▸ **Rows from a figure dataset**
------------------------------------------------

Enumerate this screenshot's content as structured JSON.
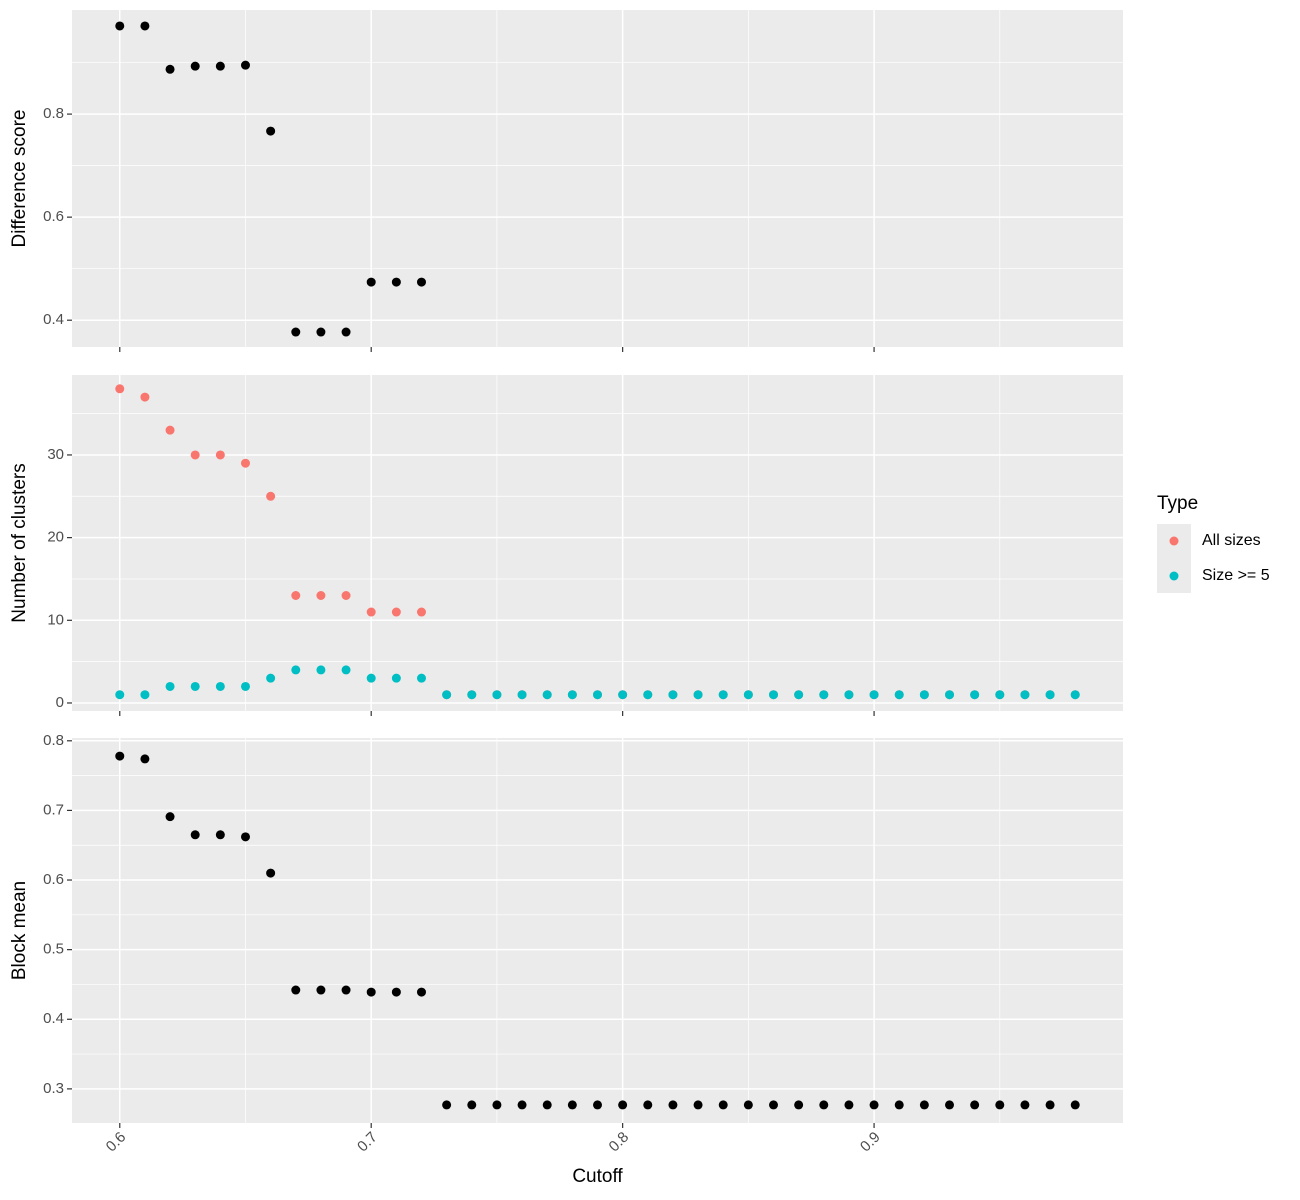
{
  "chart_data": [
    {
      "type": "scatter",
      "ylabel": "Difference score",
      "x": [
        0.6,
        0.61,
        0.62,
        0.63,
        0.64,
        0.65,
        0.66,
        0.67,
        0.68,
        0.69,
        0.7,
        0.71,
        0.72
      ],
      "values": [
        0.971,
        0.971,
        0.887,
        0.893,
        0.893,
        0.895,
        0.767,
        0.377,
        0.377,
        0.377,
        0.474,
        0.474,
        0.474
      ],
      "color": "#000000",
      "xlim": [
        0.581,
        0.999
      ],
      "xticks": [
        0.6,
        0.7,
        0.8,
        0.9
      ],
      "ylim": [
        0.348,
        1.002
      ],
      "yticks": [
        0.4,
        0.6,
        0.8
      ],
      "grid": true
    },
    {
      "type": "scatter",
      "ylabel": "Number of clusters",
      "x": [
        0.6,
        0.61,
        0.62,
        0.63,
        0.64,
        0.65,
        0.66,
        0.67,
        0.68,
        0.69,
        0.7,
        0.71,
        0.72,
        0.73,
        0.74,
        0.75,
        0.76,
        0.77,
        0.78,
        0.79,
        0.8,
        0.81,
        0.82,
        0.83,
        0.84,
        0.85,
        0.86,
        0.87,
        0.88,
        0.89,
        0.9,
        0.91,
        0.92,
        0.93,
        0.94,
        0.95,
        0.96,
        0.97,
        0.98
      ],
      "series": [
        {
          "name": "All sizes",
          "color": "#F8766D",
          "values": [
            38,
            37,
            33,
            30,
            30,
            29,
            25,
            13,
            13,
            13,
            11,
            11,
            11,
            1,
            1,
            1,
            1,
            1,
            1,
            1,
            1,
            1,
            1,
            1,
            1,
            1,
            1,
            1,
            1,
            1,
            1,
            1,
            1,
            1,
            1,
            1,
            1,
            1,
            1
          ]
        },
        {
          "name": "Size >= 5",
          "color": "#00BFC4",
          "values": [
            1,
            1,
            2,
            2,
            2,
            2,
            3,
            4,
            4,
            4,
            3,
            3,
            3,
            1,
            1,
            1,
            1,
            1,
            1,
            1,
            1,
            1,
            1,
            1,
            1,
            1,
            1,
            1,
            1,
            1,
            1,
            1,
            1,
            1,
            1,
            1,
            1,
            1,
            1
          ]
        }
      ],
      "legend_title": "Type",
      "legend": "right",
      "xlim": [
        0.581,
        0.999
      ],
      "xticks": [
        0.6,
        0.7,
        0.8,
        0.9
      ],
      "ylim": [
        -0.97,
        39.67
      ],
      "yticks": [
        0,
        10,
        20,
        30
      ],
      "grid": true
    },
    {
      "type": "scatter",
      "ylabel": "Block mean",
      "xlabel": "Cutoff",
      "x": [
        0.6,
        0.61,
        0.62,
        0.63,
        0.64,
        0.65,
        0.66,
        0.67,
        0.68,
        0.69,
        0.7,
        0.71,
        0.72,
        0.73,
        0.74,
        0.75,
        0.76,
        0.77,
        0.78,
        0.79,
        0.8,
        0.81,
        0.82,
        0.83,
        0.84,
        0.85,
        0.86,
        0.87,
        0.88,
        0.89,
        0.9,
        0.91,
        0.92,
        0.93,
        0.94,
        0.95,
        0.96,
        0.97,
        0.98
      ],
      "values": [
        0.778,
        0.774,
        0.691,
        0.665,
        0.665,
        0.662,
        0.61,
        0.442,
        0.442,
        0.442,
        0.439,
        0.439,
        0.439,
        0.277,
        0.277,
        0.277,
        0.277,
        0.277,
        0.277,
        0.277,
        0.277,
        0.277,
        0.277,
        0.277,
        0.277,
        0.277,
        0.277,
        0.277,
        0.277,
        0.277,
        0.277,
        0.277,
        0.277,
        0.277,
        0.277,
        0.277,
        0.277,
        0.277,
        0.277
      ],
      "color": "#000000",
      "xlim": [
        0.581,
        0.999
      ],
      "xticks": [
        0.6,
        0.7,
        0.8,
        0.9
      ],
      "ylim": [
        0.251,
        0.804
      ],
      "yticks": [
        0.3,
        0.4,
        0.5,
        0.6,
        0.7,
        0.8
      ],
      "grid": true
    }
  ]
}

------------------------------------------------

▸ **Instructions for the task**
Check every line of the data above for the string "color", and copy those that have it.

▸ **Full solution**
      "color": "#000000",
          "color": "#F8766D",
          "color": "#00BFC4",
      "color": "#000000",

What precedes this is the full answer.